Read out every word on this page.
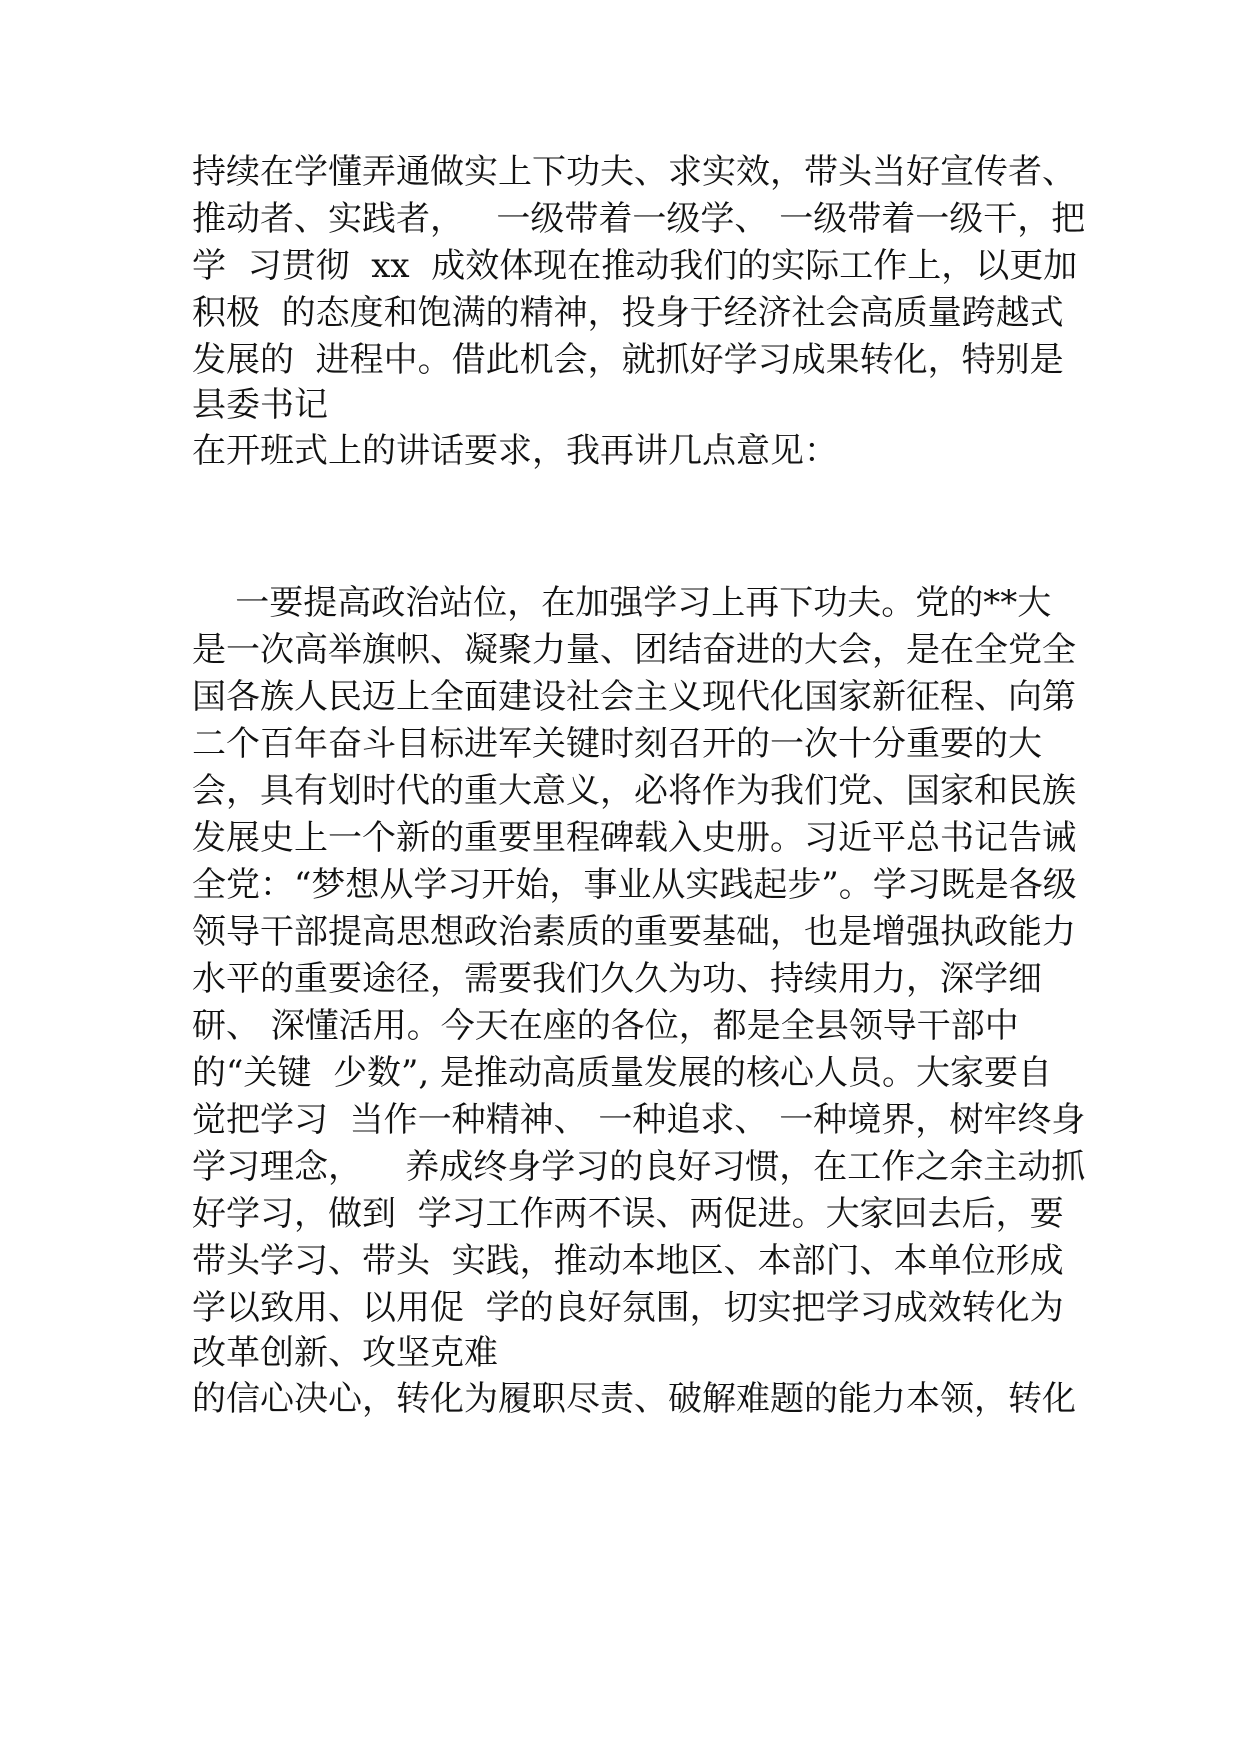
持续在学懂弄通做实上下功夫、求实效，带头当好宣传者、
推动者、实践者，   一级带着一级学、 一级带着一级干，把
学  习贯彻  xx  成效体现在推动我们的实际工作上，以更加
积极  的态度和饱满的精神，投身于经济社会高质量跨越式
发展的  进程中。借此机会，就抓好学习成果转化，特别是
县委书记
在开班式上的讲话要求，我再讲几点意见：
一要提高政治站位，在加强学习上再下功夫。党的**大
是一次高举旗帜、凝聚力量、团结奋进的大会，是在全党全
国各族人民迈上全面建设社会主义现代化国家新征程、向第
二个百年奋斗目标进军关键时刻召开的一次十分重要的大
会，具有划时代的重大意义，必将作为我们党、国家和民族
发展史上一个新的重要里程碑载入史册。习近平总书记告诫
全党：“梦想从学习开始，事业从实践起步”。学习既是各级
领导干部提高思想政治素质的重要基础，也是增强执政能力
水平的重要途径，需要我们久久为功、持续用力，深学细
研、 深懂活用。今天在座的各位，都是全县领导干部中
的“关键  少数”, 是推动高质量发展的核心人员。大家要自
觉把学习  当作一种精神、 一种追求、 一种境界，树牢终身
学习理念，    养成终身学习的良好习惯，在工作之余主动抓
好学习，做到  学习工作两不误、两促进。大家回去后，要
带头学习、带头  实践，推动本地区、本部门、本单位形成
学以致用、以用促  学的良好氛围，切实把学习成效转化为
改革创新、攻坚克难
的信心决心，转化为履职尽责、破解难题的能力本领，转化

-=-=-=-=-

Requirements: All records above are to be printed exactly, minus the pictures they contain.

Solution below:
Read out every word on this page.
持续在学懂弄通做实上下功夫、求实效，带头当好宣传者、
推动者、实践者，   一级带着一级学、 一级带着一级干，把
学  习贯彻  xx  成效体现在推动我们的实际工作上，以更加
积极  的态度和饱满的精神，投身于经济社会高质量跨越式
发展的  进程中。借此机会，就抓好学习成果转化，特别是
县委书记
在开班式上的讲话要求，我再讲几点意见：
一要提高政治站位，在加强学习上再下功夫。党的**大
是一次高举旗帜、凝聚力量、团结奋进的大会，是在全党全
国各族人民迈上全面建设社会主义现代化国家新征程、向第
二个百年奋斗目标进军关键时刻召开的一次十分重要的大
会，具有划时代的重大意义，必将作为我们党、国家和民族
发展史上一个新的重要里程碑载入史册。习近平总书记告诫
全党：“梦想从学习开始，事业从实践起步”。学习既是各级
领导干部提高思想政治素质的重要基础，也是增强执政能力
水平的重要途径，需要我们久久为功、持续用力，深学细
研、 深懂活用。今天在座的各位，都是全县领导干部中
的“关键  少数”, 是推动高质量发展的核心人员。大家要自
觉把学习  当作一种精神、 一种追求、 一种境界，树牢终身
学习理念，    养成终身学习的良好习惯，在工作之余主动抓
好学习，做到  学习工作两不误、两促进。大家回去后，要
带头学习、带头  实践，推动本地区、本部门、本单位形成
学以致用、以用促  学的良好氛围，切实把学习成效转化为
改革创新、攻坚克难
的信心决心，转化为履职尽责、破解难题的能力本领，转化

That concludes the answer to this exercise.